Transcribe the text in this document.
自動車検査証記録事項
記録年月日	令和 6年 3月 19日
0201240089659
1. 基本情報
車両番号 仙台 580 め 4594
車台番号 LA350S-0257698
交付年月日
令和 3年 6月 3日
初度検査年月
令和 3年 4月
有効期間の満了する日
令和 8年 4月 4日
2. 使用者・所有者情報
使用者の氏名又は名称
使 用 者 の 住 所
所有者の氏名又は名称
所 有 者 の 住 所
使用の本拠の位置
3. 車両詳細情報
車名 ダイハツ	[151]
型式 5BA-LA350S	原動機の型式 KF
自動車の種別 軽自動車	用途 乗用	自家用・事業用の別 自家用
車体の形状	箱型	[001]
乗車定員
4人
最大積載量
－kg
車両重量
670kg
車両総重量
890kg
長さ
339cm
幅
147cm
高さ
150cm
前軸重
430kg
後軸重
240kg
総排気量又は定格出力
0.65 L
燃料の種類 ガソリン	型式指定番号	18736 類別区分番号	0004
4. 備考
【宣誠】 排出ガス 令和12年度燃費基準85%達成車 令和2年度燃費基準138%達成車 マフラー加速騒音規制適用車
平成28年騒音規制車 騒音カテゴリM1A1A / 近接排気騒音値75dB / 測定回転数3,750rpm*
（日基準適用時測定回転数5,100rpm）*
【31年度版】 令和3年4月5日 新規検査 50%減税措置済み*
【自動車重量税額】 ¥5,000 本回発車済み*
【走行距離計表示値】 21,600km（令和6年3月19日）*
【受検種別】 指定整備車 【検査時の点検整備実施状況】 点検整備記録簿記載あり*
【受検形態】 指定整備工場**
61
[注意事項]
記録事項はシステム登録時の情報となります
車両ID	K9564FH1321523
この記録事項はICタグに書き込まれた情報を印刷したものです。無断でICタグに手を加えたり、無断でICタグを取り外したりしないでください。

◆ Aim of the task: Extract all the entries word for word.

◆ Exercise result:
Transcribe the text in this document.
自動車検査証記録事項
記録年月日	令和 6年 3月 19日
0201240089659
1. 基本情報
車両番号 仙台 580 め 4594
車台番号 LA350S-0257698
交付年月日
令和 3年 6月 3日
初度検査年月
令和 3年 4月
有効期間の満了する日
令和 8年 4月 4日
2. 使用者・所有者情報
使用者の氏名又は名称
使 用 者 の 住 所
所有者の氏名又は名称
所 有 者 の 住 所
使用の本拠の位置
3. 車両詳細情報
車名 ダイハツ	[151]
型式 5BA-LA350S	原動機の型式 KF
自動車の種別 軽自動車	用途 乗用	自家用・事業用の別 自家用
車体の形状	箱型	[001]
乗車定員
4人
最大積載量
－kg
車両重量
670kg
車両総重量
890kg
長さ
339cm
幅
147cm
高さ
150cm
前軸重
430kg
後軸重
240kg
総排気量又は定格出力
0.65 L
燃料の種類 ガソリン	型式指定番号	18736 類別区分番号	0004
4. 備考
【宣誠】 排出ガス 令和12年度燃費基準85%達成車 令和2年度燃費基準138%達成車 マフラー加速騒音規制適用車
平成28年騒音規制車 騒音カテゴリM1A1A / 近接排気騒音値75dB / 測定回転数3,750rpm*
（日基準適用時測定回転数5,100rpm）*
【31年度版】 令和3年4月5日 新規検査 50%減税措置済み*
【自動車重量税額】 ¥5,000 本回発車済み*
【走行距離計表示値】 21,600km（令和6年3月19日）*
【受検種別】 指定整備車 【検査時の点検整備実施状況】 点検整備記録簿記載あり*
【受検形態】 指定整備工場**
61
[注意事項]
記録事項はシステム登録時の情報となります
車両ID	K9564FH1321523
この記録事項はICタグに書き込まれた情報を印刷したものです。無断でICタグに手を加えたり、無断でICタグを取り外したりしないでください。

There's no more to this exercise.